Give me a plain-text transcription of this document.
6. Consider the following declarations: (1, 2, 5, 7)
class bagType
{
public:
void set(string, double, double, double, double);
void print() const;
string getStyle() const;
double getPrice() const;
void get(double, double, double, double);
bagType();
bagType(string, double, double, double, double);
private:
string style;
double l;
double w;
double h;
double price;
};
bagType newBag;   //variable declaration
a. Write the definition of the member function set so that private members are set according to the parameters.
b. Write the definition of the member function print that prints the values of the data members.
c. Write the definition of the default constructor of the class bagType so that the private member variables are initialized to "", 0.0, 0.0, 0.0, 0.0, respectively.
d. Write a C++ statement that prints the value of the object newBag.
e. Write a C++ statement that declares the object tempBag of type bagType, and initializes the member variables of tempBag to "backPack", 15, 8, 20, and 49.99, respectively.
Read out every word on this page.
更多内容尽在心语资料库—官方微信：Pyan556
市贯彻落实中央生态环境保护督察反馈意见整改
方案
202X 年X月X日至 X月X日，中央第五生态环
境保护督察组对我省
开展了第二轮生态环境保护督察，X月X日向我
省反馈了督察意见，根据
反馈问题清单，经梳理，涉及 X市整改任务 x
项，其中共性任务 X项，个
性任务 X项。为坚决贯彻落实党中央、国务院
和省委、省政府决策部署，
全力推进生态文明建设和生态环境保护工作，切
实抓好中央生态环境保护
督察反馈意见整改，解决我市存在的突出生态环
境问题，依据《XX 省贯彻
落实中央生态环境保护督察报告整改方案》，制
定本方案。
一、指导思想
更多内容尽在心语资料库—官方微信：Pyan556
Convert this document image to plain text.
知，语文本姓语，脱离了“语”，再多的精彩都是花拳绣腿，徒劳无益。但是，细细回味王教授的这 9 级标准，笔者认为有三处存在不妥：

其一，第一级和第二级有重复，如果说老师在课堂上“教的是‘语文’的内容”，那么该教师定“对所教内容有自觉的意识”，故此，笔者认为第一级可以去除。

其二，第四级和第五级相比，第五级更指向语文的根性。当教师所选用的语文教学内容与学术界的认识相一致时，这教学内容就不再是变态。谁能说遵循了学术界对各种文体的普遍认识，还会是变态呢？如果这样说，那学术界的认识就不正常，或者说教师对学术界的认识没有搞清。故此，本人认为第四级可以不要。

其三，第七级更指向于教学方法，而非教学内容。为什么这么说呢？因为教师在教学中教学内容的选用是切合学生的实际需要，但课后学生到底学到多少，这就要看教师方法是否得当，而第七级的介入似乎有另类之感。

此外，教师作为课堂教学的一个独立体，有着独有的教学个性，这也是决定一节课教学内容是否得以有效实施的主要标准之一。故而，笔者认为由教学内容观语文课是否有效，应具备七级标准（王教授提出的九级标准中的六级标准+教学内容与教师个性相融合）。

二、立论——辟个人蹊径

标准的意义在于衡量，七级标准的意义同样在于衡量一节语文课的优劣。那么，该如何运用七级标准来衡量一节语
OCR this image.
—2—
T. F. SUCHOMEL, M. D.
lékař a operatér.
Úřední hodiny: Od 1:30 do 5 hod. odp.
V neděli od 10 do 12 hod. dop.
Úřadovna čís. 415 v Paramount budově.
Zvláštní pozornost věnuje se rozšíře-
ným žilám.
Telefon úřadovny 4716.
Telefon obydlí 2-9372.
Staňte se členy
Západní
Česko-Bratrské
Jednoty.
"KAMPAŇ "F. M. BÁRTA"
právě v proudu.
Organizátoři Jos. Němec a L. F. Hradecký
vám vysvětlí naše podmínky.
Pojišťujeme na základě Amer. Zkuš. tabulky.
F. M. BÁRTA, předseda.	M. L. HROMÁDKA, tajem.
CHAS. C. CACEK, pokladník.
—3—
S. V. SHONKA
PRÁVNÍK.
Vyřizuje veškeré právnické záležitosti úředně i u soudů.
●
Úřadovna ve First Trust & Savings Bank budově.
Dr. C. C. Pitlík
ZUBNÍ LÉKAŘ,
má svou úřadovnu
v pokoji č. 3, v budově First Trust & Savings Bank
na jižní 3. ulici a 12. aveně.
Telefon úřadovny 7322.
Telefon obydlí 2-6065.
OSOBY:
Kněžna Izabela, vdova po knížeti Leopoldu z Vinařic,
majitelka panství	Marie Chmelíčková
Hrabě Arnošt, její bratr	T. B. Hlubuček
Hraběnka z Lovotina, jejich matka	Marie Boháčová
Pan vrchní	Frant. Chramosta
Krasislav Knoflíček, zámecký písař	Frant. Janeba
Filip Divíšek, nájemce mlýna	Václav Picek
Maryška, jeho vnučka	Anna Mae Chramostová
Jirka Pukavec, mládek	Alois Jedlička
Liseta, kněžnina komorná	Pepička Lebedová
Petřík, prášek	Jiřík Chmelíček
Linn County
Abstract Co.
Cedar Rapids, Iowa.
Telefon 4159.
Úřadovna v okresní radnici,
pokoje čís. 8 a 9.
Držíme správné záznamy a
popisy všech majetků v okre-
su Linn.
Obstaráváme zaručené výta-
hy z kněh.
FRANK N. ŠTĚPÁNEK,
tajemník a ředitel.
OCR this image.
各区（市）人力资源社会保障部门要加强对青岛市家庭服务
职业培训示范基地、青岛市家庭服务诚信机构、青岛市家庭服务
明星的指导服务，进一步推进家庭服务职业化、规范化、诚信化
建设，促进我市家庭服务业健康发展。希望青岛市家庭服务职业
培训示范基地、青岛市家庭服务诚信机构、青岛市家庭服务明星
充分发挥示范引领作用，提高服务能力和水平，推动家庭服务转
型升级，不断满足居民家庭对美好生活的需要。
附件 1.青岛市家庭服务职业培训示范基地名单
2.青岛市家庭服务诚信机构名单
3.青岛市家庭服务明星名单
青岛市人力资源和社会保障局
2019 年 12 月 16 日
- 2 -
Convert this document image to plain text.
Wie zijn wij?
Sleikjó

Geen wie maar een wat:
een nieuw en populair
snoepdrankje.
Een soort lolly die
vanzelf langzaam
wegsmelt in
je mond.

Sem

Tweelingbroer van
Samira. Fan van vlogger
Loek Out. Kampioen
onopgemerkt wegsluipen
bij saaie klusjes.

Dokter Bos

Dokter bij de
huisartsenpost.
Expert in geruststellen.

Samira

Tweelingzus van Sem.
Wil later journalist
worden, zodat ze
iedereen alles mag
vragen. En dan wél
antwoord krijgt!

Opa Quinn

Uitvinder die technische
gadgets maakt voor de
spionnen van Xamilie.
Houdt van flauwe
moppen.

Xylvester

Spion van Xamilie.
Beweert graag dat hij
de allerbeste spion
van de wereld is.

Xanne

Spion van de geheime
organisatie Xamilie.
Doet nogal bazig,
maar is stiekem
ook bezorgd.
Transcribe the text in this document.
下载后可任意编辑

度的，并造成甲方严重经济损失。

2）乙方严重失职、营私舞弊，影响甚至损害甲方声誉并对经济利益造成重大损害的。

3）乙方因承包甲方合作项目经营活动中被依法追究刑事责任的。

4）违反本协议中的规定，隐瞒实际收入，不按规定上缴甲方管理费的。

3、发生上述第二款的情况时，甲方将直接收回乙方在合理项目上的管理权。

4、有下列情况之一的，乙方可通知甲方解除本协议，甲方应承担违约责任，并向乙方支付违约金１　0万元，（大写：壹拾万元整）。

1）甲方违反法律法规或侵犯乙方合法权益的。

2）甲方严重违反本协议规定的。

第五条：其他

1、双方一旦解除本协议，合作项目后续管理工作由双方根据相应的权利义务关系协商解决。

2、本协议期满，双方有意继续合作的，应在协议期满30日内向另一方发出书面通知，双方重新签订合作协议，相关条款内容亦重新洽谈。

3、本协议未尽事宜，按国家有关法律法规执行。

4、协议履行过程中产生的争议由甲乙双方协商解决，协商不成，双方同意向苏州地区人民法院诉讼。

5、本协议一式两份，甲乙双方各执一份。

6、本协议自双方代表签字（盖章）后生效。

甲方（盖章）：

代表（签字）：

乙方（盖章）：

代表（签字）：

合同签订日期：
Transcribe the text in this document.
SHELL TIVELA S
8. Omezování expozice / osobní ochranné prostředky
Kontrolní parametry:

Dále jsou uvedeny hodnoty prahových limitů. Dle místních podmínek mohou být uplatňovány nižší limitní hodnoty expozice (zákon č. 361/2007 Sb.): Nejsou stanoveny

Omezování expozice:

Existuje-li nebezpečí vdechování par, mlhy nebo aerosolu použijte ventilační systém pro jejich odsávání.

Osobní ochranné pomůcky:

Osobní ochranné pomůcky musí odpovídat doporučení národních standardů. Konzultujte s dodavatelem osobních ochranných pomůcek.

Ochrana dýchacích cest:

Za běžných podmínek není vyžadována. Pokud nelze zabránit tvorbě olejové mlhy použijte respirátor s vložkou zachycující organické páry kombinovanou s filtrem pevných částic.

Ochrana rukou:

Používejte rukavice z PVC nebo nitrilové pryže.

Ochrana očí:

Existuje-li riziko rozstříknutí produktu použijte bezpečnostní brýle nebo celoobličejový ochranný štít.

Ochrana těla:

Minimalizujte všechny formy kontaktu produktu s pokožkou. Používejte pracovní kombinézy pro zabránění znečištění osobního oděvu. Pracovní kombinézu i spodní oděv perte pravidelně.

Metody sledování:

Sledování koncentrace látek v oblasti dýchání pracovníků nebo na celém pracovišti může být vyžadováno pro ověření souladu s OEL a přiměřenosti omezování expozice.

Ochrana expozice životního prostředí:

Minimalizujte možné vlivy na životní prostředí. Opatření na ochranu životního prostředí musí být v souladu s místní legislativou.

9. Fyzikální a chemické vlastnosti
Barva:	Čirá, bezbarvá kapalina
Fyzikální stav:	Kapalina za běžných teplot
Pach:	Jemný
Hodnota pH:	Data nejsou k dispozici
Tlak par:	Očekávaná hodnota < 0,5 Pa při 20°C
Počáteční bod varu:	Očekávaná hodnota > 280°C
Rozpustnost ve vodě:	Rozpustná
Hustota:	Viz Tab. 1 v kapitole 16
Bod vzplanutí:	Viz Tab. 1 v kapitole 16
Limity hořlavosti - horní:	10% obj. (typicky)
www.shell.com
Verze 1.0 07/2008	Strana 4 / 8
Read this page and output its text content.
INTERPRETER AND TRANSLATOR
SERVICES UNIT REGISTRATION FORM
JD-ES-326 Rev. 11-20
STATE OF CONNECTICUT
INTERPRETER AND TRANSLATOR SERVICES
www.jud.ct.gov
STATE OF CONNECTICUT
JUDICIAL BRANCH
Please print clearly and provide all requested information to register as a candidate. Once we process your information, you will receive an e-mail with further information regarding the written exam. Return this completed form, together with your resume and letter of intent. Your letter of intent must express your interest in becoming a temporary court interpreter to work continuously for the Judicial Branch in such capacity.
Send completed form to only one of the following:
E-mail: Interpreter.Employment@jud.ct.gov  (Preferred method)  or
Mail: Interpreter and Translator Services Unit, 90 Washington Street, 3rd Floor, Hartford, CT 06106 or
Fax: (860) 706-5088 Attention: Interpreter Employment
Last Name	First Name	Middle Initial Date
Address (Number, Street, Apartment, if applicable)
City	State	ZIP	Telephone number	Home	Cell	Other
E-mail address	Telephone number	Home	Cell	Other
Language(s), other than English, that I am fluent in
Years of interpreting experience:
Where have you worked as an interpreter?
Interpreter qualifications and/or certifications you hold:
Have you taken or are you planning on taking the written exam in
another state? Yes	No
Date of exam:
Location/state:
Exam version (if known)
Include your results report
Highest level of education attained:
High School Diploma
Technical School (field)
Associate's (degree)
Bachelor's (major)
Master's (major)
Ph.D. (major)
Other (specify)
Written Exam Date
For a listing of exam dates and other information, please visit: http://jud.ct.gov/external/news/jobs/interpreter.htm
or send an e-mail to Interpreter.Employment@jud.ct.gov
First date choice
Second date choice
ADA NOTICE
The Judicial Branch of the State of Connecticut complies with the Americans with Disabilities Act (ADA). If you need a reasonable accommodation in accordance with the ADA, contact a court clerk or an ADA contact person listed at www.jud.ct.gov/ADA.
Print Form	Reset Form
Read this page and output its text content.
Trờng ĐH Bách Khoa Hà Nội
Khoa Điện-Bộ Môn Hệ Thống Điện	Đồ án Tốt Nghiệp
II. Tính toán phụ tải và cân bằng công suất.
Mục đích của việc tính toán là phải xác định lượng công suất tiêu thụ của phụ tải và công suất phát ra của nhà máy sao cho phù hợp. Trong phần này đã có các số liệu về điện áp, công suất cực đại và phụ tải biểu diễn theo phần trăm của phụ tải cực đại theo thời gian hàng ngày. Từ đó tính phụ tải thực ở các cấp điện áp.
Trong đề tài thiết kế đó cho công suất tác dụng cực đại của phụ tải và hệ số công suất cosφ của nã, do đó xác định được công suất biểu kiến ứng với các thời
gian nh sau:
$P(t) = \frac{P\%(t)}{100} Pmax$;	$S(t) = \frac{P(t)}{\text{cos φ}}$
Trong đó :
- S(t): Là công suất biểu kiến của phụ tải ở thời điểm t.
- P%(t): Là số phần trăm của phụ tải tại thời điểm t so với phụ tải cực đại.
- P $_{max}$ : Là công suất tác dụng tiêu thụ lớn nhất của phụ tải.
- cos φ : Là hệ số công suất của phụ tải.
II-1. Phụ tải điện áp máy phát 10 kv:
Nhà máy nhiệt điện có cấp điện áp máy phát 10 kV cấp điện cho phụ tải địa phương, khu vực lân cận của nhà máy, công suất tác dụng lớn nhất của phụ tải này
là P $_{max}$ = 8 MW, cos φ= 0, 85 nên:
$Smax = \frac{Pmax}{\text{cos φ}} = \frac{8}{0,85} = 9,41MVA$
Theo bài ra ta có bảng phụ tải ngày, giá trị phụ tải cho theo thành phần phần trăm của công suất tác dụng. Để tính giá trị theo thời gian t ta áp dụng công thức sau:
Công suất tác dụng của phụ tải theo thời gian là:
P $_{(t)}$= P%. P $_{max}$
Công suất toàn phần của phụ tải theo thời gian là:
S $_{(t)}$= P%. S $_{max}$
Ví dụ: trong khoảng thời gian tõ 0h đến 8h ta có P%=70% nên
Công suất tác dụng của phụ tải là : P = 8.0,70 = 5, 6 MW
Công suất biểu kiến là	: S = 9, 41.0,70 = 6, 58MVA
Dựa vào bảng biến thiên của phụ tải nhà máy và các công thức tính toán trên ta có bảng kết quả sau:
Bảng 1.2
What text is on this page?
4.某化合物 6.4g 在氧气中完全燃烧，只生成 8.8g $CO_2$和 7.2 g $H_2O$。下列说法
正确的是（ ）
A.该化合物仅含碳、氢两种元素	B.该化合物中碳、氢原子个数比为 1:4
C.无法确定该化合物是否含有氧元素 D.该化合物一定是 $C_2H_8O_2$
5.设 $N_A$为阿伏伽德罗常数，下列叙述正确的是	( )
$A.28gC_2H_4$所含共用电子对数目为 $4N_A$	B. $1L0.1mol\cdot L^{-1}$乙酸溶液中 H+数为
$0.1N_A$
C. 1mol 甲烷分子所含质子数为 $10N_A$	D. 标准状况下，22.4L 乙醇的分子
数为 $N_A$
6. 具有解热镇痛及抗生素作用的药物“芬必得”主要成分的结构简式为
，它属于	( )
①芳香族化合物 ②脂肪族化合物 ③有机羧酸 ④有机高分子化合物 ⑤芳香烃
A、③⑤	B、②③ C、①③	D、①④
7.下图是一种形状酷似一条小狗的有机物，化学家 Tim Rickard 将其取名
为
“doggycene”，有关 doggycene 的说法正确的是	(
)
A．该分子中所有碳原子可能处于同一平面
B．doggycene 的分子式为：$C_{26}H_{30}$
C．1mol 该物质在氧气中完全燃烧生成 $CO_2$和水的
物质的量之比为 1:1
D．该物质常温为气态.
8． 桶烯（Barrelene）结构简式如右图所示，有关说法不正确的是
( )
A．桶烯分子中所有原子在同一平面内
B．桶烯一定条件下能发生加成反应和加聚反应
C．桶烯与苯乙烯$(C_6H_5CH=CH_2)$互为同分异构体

## TASK PROMPT
Compute the number of lines above that contain the string "Pmax". Reply with that value only.

## FINISHED EXERCISE
2